Job
Set down everything in the film article from "C. B. I. Shiva is" down to "other pivotal roles.", word for word.

Article
- Directed by: B. Ramamurthy
- Written by: Kunigal Nagabhushan (Dialogues)
- Screenplay by: B. Ramamurthy
- Story by: B. Ramamurthy
- Produced by: Babu Padma Vijayalakshmi Manjunath
- Starring: Tiger Prabhakar Shruti Ramesh Aravind Jaggesh Tara
- Cinematography: J. G. Krishna
- Edited by: S. Manohar
- Music by: Upendra Kumar
- Production company: Panchami Chitra
- Release date: 1991;
- Running time: 128 minutes
- Country: India
- Language: Kannada

= C. B. I. Shiva =

C. B. I. Shiva is a 1991 Kannada action drama film directed and written by B. Ramamurthy. The film features an ensemble cast including Tiger Prabhakar, Ramesh Aravind, Sunil, Jaggesh and Shruti along with Madhuri, Sridevi and Avinash in other pivotal roles.

Part of a data file

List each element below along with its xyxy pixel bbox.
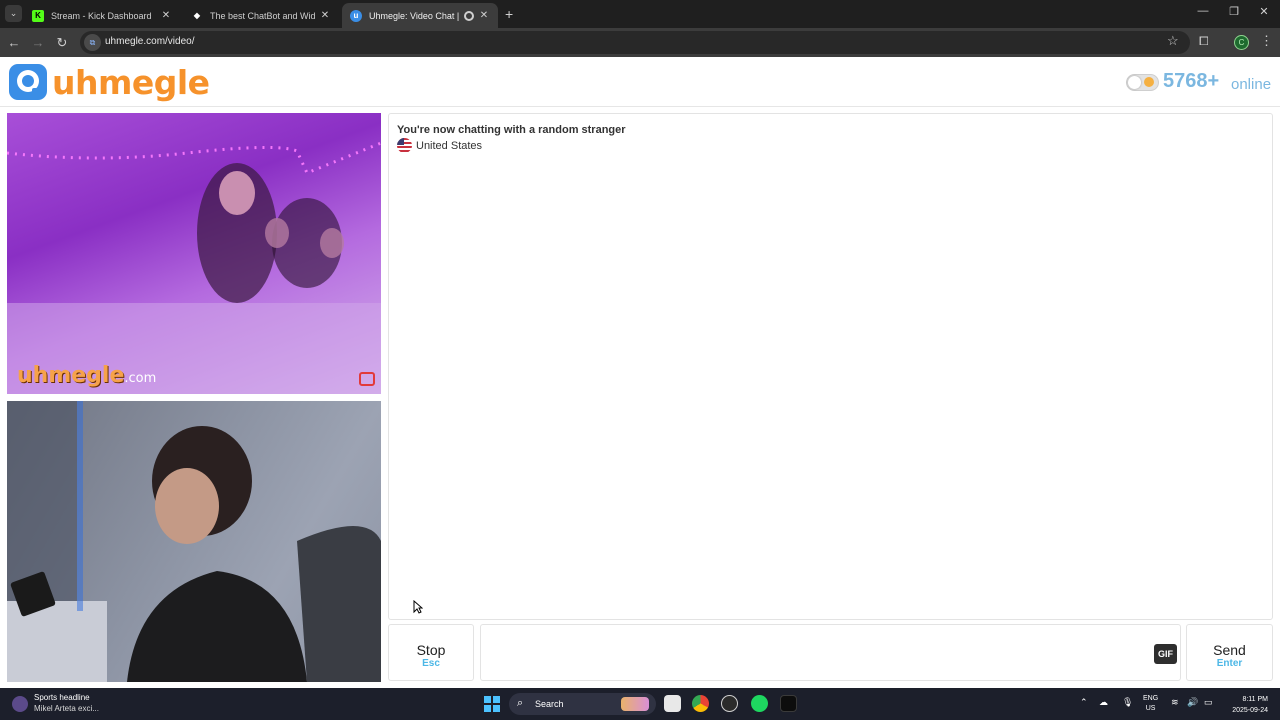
microphone-icon[interactable]: 🎙 (1122, 697, 1133, 708)
watermark-suffix: .com (124, 371, 157, 386)
windows-taskbar: Sports headline Mikel Arteta exci... ⌕ S… (0, 688, 1280, 720)
reload-icon[interactable]: ↻ (53, 34, 71, 52)
terminal-icon[interactable] (780, 695, 797, 712)
uhmegle-logo-icon[interactable] (8, 62, 48, 102)
logo-text[interactable]: uhmegle (52, 63, 210, 102)
profile-avatar[interactable]: C (1234, 35, 1249, 50)
close-tab-icon[interactable]: ✕ (478, 10, 490, 21)
browser-tab-bar: ⌄ K Stream - Kick Dashboard ✕ ◆ The best… (0, 0, 1280, 28)
taskbar-search[interactable]: ⌕ Search (509, 693, 656, 715)
address-toolbar: ← → ↻ ⧉ uhmegle.com/video/ ☆ (0, 28, 1280, 57)
chat-status-message: You're now chatting with a random strang… (397, 124, 626, 136)
self-video (7, 401, 381, 682)
search-highlight-icon (621, 697, 649, 711)
online-count: 5768+ (1163, 70, 1220, 92)
send-button[interactable]: Send Enter (1186, 624, 1273, 681)
battery-icon[interactable]: ▭ (1204, 697, 1213, 708)
onedrive-icon[interactable]: ☁ (1099, 697, 1108, 708)
report-flag-icon[interactable] (359, 372, 375, 386)
toggle-knob (1128, 76, 1141, 89)
stop-label: Stop (416, 642, 446, 658)
send-label: Send (1213, 642, 1246, 658)
tab-title: The best ChatBot and Widgets (210, 10, 315, 21)
stop-button[interactable]: Stop Esc (388, 624, 474, 681)
system-clock[interactable]: 8:11 PM 2025-09-24 (1226, 694, 1268, 716)
page-content: uhmegle 5768+ online uhmegle.com You're … (0, 57, 1280, 688)
search-label: Search (535, 699, 564, 709)
botrix-icon: ◆ (193, 11, 201, 20)
mouse-cursor-icon (413, 600, 423, 614)
theme-toggle[interactable] (1126, 74, 1159, 91)
windows-start-icon[interactable] (484, 696, 500, 712)
minimize-icon[interactable]: — (1193, 5, 1213, 17)
stranger-video-frame (7, 141, 381, 394)
stranger-country: United States (397, 138, 482, 153)
tab-uhmegle[interactable]: u Uhmegle: Video Chat | Ome ✕ (342, 3, 498, 28)
audio-playing-icon[interactable] (464, 10, 474, 21)
input-language[interactable]: ENG US (1143, 694, 1158, 714)
lang-line-2: US (1145, 705, 1156, 712)
forward-arrow-icon[interactable]: → (29, 34, 47, 52)
spotify-icon[interactable] (751, 695, 768, 712)
self-video-frame (7, 401, 381, 682)
tab-title: Uhmegle: Video Chat | Ome (369, 10, 460, 21)
stop-hint: Esc (422, 658, 440, 669)
sun-icon (1144, 77, 1154, 87)
file-explorer-icon[interactable] (664, 695, 681, 712)
message-input[interactable]: GIF (480, 624, 1181, 681)
online-label: online (1231, 76, 1272, 93)
us-flag-icon (397, 138, 412, 153)
site-info-icon[interactable]: ⧉ (84, 34, 101, 51)
close-tab-icon[interactable]: ✕ (160, 10, 172, 21)
tab-title: Stream - Kick Dashboard (51, 10, 152, 21)
watermark-main: uhmegle (17, 363, 125, 388)
tab-kick-dashboard[interactable]: K Stream - Kick Dashboard ✕ (24, 3, 180, 28)
start-pane (484, 705, 491, 712)
bookmark-star-icon[interactable]: ☆ (1167, 33, 1179, 49)
clock-time: 8:11 PM (1242, 696, 1268, 703)
lang-line-1: ENG (1143, 695, 1159, 702)
site-header: uhmegle 5768+ online (0, 57, 1280, 107)
send-hint: Enter (1216, 658, 1243, 669)
start-pane (484, 696, 491, 703)
gif-button[interactable]: GIF (1154, 644, 1177, 664)
start-pane (493, 696, 500, 703)
restore-icon[interactable]: ❐ (1224, 5, 1244, 18)
video-watermark: uhmegle.com (17, 363, 156, 388)
country-name: United States (416, 139, 483, 152)
volume-icon[interactable]: 🔊 (1187, 697, 1198, 708)
kick-icon: K (32, 9, 44, 22)
extensions-puzzle-icon[interactable]: ⧠ (1199, 34, 1209, 49)
window-close-icon[interactable]: ✕ (1254, 5, 1274, 18)
new-tab-plus-icon[interactable]: + (505, 6, 513, 22)
news-widget-icon[interactable] (12, 696, 28, 712)
uhmegle-icon: u (350, 9, 362, 22)
tab-search-chevron-icon[interactable]: ⌄ (5, 5, 22, 22)
wifi-icon[interactable]: ≋ (1171, 697, 1179, 708)
chat-log: You're now chatting with a random strang… (388, 113, 1273, 620)
search-icon: ⌕ (517, 697, 524, 709)
start-pane (493, 705, 500, 712)
url-text[interactable]: uhmegle.com/video/ (105, 36, 195, 47)
news-subtitle[interactable]: Mikel Arteta exci... (34, 704, 99, 713)
browser-menu-icon[interactable]: ⋮ (1260, 33, 1273, 49)
address-bar[interactable]: ⧉ uhmegle.com/video/ ☆ (80, 31, 1190, 54)
app-icon[interactable] (721, 695, 738, 712)
stranger-video: uhmegle.com (7, 113, 381, 394)
tray-overflow-chevron-icon[interactable]: ⌃ (1080, 697, 1088, 708)
chrome-icon[interactable] (692, 695, 709, 712)
tab-chatbot-widgets[interactable]: ◆ The best ChatBot and Widgets ✕ (183, 3, 339, 28)
close-tab-icon[interactable]: ✕ (319, 10, 331, 21)
clock-date: 2025-09-24 (1232, 707, 1268, 714)
back-arrow-icon[interactable]: ← (5, 34, 23, 52)
news-title[interactable]: Sports headline (34, 693, 90, 702)
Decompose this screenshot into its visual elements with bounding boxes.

In response
C. B. I. Shiva is a 1991 Kannada action drama film directed and written by B. Ramamurthy. The film features an ensemble cast including Tiger Prabhakar, Ramesh Aravind, Sunil, Jaggesh and Shruti along with Madhuri, Sridevi and Avinash in other pivotal roles.